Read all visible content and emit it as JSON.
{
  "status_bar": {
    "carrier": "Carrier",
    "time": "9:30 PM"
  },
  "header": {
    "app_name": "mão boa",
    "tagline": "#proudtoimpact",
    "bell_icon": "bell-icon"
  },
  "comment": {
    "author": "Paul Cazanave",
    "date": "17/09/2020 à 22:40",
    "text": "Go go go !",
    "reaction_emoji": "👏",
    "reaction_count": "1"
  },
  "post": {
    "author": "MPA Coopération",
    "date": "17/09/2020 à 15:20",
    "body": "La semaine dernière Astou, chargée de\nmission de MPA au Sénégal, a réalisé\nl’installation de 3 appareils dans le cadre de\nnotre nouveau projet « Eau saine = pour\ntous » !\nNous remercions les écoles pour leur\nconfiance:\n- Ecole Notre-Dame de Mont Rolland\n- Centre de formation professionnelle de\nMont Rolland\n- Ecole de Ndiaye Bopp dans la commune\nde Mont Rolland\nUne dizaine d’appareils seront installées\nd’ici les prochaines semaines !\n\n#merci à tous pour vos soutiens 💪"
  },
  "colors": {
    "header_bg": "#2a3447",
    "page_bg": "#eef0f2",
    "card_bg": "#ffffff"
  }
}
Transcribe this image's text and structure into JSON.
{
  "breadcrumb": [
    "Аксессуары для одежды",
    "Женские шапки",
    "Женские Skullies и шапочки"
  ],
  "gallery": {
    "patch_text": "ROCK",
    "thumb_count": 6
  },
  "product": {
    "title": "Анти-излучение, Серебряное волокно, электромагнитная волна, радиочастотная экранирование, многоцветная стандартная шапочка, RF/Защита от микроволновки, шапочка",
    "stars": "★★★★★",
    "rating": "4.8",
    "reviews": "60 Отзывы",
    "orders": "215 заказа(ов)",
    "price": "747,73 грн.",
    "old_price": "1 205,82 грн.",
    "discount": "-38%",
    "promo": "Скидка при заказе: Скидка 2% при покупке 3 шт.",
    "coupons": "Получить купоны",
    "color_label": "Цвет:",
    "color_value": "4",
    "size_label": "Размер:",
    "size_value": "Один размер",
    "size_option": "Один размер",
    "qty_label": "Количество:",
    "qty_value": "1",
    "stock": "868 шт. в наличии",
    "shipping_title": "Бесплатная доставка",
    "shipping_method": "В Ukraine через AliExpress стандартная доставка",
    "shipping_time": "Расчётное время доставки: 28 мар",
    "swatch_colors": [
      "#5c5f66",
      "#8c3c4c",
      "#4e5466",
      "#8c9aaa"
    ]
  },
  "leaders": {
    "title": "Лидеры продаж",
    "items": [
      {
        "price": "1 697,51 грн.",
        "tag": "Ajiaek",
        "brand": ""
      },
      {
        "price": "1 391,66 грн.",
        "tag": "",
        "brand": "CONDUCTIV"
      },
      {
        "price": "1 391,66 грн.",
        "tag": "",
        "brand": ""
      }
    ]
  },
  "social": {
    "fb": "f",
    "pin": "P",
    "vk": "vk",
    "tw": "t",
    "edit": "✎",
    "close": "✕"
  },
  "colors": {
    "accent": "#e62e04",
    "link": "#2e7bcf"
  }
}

PROMPT —
Among the records above, find each line holding the string "доставка" and pull it out.

TASK RESPONSE —
    "shipping_title": "Бесплатная доставка",
    "shipping_method": "В Ukraine через AliExpress стандартная доставка",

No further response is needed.